» **Directions for this task**
Reproduce every one of the following rows verbatim, omitting the pictures from your answer.

Element and region data:
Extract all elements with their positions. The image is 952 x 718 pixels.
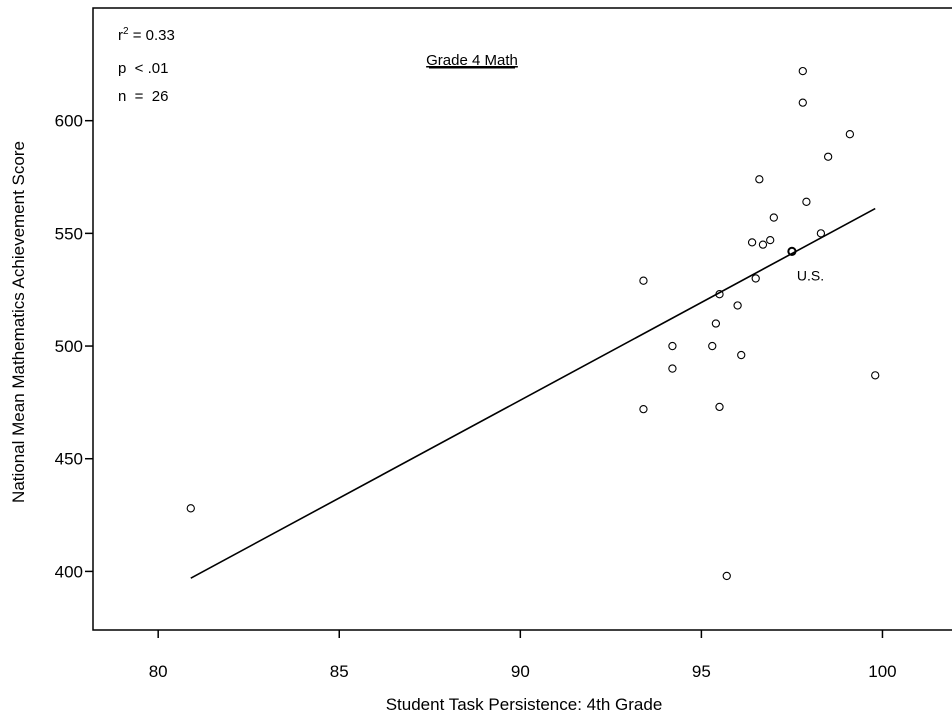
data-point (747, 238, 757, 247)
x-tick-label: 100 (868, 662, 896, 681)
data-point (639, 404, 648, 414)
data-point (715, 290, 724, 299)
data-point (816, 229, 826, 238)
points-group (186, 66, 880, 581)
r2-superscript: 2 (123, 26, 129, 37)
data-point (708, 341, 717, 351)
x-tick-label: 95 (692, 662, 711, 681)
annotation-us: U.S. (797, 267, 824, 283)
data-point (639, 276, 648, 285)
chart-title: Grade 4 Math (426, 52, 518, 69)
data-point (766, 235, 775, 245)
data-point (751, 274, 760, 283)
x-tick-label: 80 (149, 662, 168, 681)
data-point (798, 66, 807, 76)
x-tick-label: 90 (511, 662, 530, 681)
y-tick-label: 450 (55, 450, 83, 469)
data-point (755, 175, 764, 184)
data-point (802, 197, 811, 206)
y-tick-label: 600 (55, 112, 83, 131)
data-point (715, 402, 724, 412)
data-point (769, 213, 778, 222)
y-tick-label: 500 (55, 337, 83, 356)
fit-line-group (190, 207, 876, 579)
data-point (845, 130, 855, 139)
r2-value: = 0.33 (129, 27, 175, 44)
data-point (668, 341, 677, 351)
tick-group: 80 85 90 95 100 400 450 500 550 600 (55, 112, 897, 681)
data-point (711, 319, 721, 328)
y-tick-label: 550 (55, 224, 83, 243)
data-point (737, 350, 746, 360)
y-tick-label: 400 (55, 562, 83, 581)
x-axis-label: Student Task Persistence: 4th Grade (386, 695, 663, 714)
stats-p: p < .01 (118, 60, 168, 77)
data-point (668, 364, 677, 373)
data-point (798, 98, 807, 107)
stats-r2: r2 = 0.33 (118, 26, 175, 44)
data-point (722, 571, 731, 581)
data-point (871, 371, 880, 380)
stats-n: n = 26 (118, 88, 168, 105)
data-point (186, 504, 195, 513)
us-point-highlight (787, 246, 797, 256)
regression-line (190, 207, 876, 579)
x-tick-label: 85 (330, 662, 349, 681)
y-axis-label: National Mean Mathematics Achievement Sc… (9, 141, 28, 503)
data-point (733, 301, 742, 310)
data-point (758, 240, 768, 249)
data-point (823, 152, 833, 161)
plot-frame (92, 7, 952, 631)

» **Exercise response**
Extract all elements with their positions. The image is 952 x 718 pixels.
data-point (747, 238, 757, 247)
x-tick-label: 100 (868, 662, 896, 681)
data-point (639, 404, 648, 414)
data-point (715, 290, 724, 299)
data-point (816, 229, 826, 238)
points-group (186, 66, 880, 581)
r2-superscript: 2 (123, 26, 129, 37)
data-point (708, 341, 717, 351)
x-tick-label: 95 (692, 662, 711, 681)
annotation-us: U.S. (797, 267, 824, 283)
data-point (639, 276, 648, 285)
chart-title: Grade 4 Math (426, 52, 518, 69)
data-point (766, 235, 775, 245)
data-point (751, 274, 760, 283)
x-tick-label: 80 (149, 662, 168, 681)
data-point (798, 66, 807, 76)
x-tick-label: 90 (511, 662, 530, 681)
y-tick-label: 450 (55, 450, 83, 469)
data-point (755, 175, 764, 184)
data-point (802, 197, 811, 206)
y-tick-label: 600 (55, 112, 83, 131)
data-point (715, 402, 724, 412)
data-point (769, 213, 778, 222)
y-tick-label: 500 (55, 337, 83, 356)
fit-line-group (190, 207, 876, 579)
data-point (845, 130, 855, 139)
r2-value: = 0.33 (129, 27, 175, 44)
data-point (668, 341, 677, 351)
tick-group: 80 85 90 95 100 400 450 500 550 600 (55, 112, 897, 681)
data-point (711, 319, 721, 328)
y-tick-label: 550 (55, 224, 83, 243)
data-point (737, 350, 746, 360)
y-tick-label: 400 (55, 562, 83, 581)
x-axis-label: Student Task Persistence: 4th Grade (386, 695, 663, 714)
stats-p: p < .01 (118, 60, 168, 77)
data-point (668, 364, 677, 373)
data-point (798, 98, 807, 107)
stats-r2: r2 = 0.33 (118, 26, 175, 44)
data-point (722, 571, 731, 581)
data-point (871, 371, 880, 380)
stats-n: n = 26 (118, 88, 168, 105)
data-point (186, 504, 195, 513)
us-point-highlight (787, 246, 797, 256)
regression-line (190, 207, 876, 579)
x-tick-label: 85 (330, 662, 349, 681)
y-axis-label: National Mean Mathematics Achievement Sc… (9, 141, 28, 503)
data-point (733, 301, 742, 310)
data-point (758, 240, 768, 249)
data-point (823, 152, 833, 161)
plot-frame (92, 7, 952, 631)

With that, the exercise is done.